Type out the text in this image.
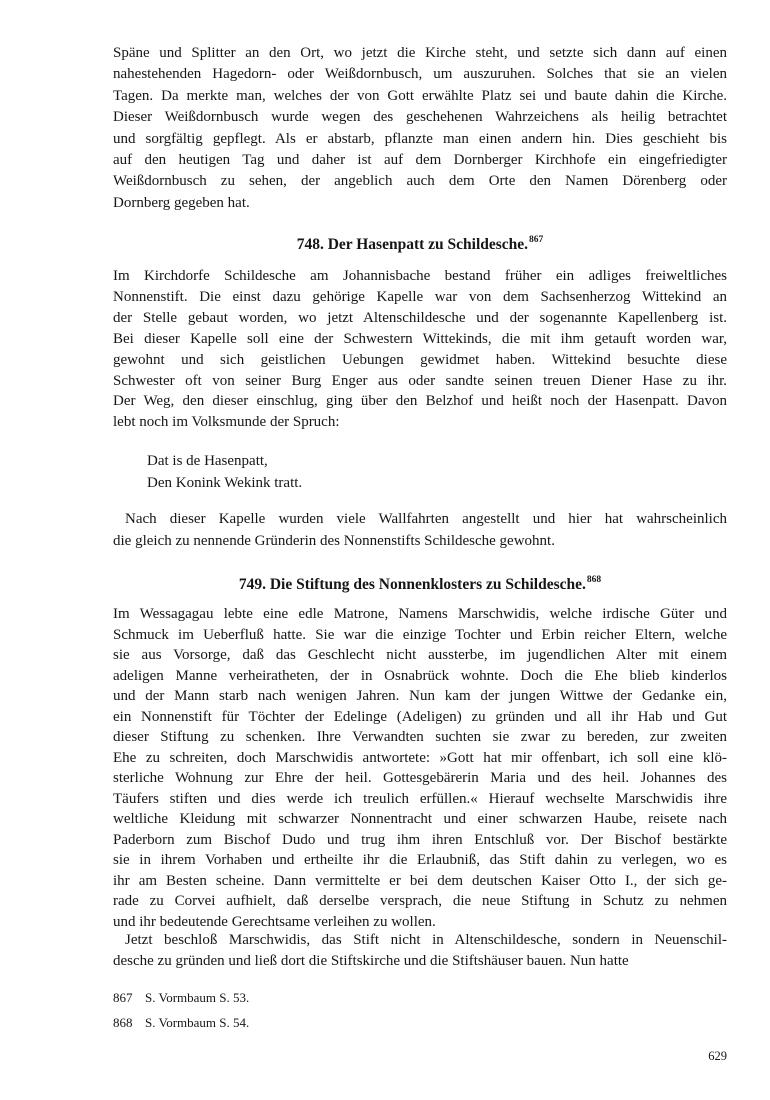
Späne und Splitter an den Ort, wo jetzt die Kirche steht, und setzte sich dann auf einen
nahestehenden Hagedorn- oder Weißdornbusch, um auszuruhen. Solches that sie an vielen
Tagen. Da merkte man, welches der von Gott erwählte Platz sei und baute dahin die Kirche.
Dieser Weißdornbusch wurde wegen des geschehenen Wahrzeichens als heilig betrachtet
und sorgfältig gepflegt. Als er abstarb, pflanzte man einen andern hin. Dies geschieht bis
auf den heutigen Tag und daher ist auf dem Dornberger Kirchhofe ein eingefriedigter
Weißdornbusch zu sehen, der angeblich auch dem Orte den Namen Dörenberg oder
Dornberg gegeben hat.
748. Der Hasenpatt zu Schildesche.$^{867}$
Im Kirchdorfe Schildesche am Johannisbache bestand früher ein adliges freiweltliches
Nonnenstift. Die einst dazu gehörige Kapelle war von dem Sachsenherzog Wittekind an
der Stelle gebaut worden, wo jetzt Altenschildesche und der sogenannte Kapellenberg ist.
Bei dieser Kapelle soll eine der Schwestern Wittekinds, die mit ihm getauft worden war,
gewohnt und sich geistlichen Uebungen gewidmet haben. Wittekind besuchte diese
Schwester oft von seiner Burg Enger aus oder sandte seinen treuen Diener Hase zu ihr.
Der Weg, den dieser einschlug, ging über den Belzhof und heißt noch der Hasenpatt. Davon
lebt noch im Volksmunde der Spruch:
Dat is de Hasenpatt,
Den Konink Wekink tratt.
Nach dieser Kapelle wurden viele Wallfahrten angestellt und hier hat wahrscheinlich
die gleich zu nennende Gründerin des Nonnenstifts Schildesche gewohnt.
749. Die Stiftung des Nonnenklosters zu Schildesche.$^{868}$
Im Wessagagau lebte eine edle Matrone, Namens Marschwidis, welche irdische Güter und
Schmuck im Ueberfluß hatte. Sie war die einzige Tochter und Erbin reicher Eltern, welche
sie aus Vorsorge, daß das Geschlecht nicht aussterbe, im jugendlichen Alter mit einem
adeligen Manne verheiratheten, der in Osnabrück wohnte. Doch die Ehe blieb kinderlos
und der Mann starb nach wenigen Jahren. Nun kam der jungen Wittwe der Gedanke ein,
ein Nonnenstift für Töchter der Edelinge (Adeligen) zu gründen und all ihr Hab und Gut
dieser Stiftung zu schenken. Ihre Verwandten suchten sie zwar zu bereden, zur zweiten
Ehe zu schreiten, doch Marschwidis antwortete: »Gott hat mir offenbart, ich soll eine klö-
sterliche Wohnung zur Ehre der heil. Gottesgebärerin Maria und des heil. Johannes des
Täufers stiften und dies werde ich treulich erfüllen.« Hierauf wechselte Marschwidis ihre
weltliche Kleidung mit schwarzer Nonnentracht und einer schwarzen Haube, reisete nach
Paderborn zum Bischof Dudo und trug ihm ihren Entschluß vor. Der Bischof bestärkte
sie in ihrem Vorhaben und ertheilte ihr die Erlaubniß, das Stift dahin zu verlegen, wo es
ihr am Besten scheine. Dann vermittelte er bei dem deutschen Kaiser Otto I., der sich ge-
rade zu Corvei aufhielt, daß derselbe versprach, die neue Stiftung in Schutz zu nehmen
und ihr bedeutende Gerechtsame verleihen zu wollen.
Jetzt beschloß Marschwidis, das Stift nicht in Altenschildesche, sondern in Neuenschil-
desche zu gründen und ließ dort die Stiftskirche und die Stiftshäuser bauen. Nun hatte
867 S. Vormbaum S. 53.
868 S. Vormbaum S. 54.
629
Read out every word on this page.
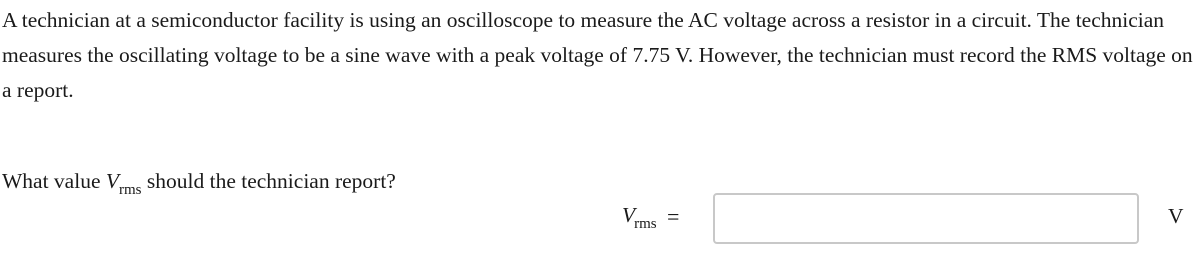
A technician at a semiconductor facility is using an oscilloscope to measure the AC voltage across a resistor in a circuit. The technician measures the oscillating voltage to be a sine wave with a peak voltage of 7.75 V. However, the technician must record the RMS voltage on a report.

What value $V_{rms}$ should the technician report?

$V_{rms}$ =	V
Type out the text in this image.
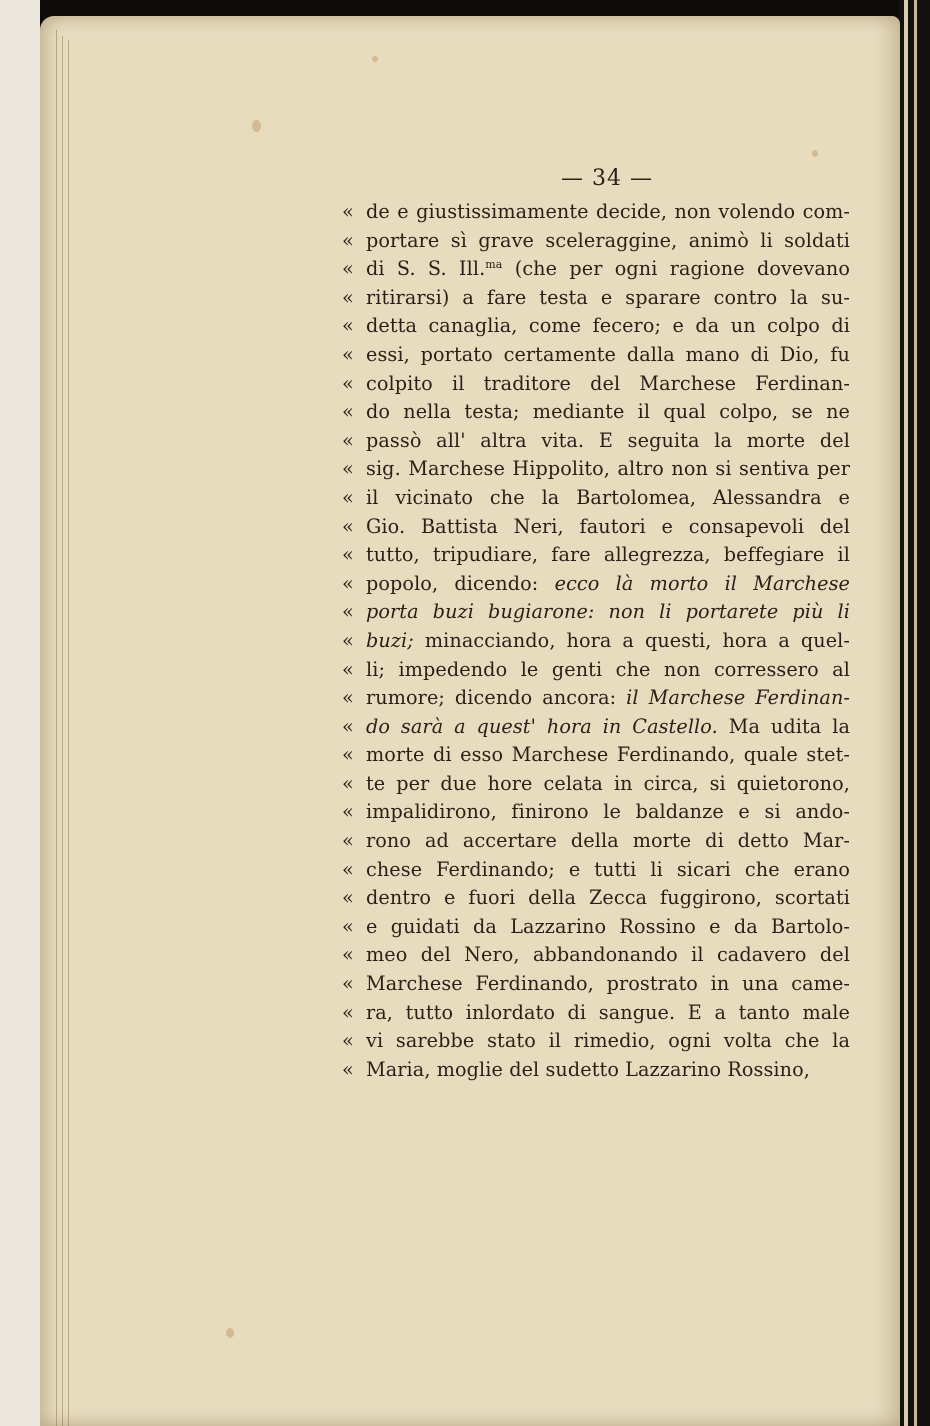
— 34 —
« de e giustissimamente decide, non volendo com-
« portare sì grave sceleraggine, animò li soldati
« di S. S. Ill.$^{ma}$ (che per ogni ragione dovevano
« ritirarsi) a fare testa e sparare contro la su-
« detta canaglia, come fecero; e da un colpo di
« essi, portato certamente dalla mano di Dio, fu
« colpito il traditore del Marchese Ferdinan-
« do nella testa; mediante il qual colpo, se ne
« passò all' altra vita. E seguita la morte del
« sig. Marchese Hippolito, altro non si sentiva per
« il vicinato che la Bartolomea, Alessandra e
« Gio. Battista Neri, fautori e consapevoli del
« tutto, tripudiare, fare allegrezza, beffegiare il
« popolo, dicendo: ecco là morto il Marchese
« porta buzi bugiarone: non li portarete più li
« buzi; minacciando, hora a questi, hora a quel-
« li; impedendo le genti che non corressero al
« rumore; dicendo ancora: il Marchese Ferdinan-
« do sarà a quest' hora in Castello. Ma udita la
« morte di esso Marchese Ferdinando, quale stet-
« te per due hore celata in circa, si quietorono,
« impalidirono, finirono le baldanze e si ando-
« rono ad accertare della morte di detto Mar-
« chese Ferdinando; e tutti li sicari che erano
« dentro e fuori della Zecca fuggirono, scortati
« e guidati da Lazzarino Rossino e da Bartolo-
« meo del Nero, abbandonando il cadavero del
« Marchese Ferdinando, prostrato in una came-
« ra, tutto inlordato di sangue. E a tanto male
« vi sarebbe stato il rimedio, ogni volta che la
« Maria, moglie del sudetto Lazzarino Rossino,
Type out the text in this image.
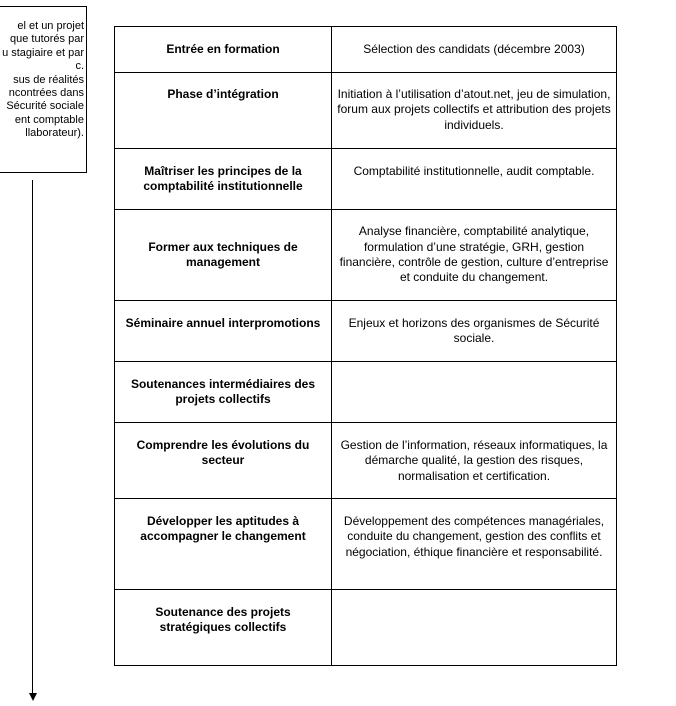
el et un projet
que tutorés par
u stagiaire et par
c.
sus de réalités
ncontrées dans
Sécurité sociale
ent comptable
llaborateur).
Entrée en formation	Sélection des candidats (décembre 2003)
Phase d’intégration	Initiation à l’utilisation d’atout.net, jeu de simulation, forum aux projets collectifs et attribution des projets individuels.
Maîtriser les principes de la comptabilité institutionnelle	Comptabilité institutionnelle, audit comptable.
Former aux techniques de management	Analyse financière, comptabilité analytique, formulation d’une stratégie, GRH, gestion financière, contrôle de gestion, culture d’entreprise et conduite du changement.
Séminaire annuel interpromotions	Enjeux et horizons des organismes de Sécurité sociale.
Soutenances intermédiaires des projets collectifs	
Comprendre les évolutions du secteur	Gestion de l’information, réseaux informatiques, la démarche qualité, la gestion des risques, normalisation et certification.
Développer les aptitudes à accompagner le changement	Développement des compétences managériales, conduite du changement, gestion des conflits et négociation, éthique financière et responsabilité.
Soutenance des projets stratégiques collectifs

━━━━━━━━

TASK TO COMPLETE:
In the listing, how many lines hold "Lazzarino"? Answer with a bare number.

EXERCISE OUTPUT:
2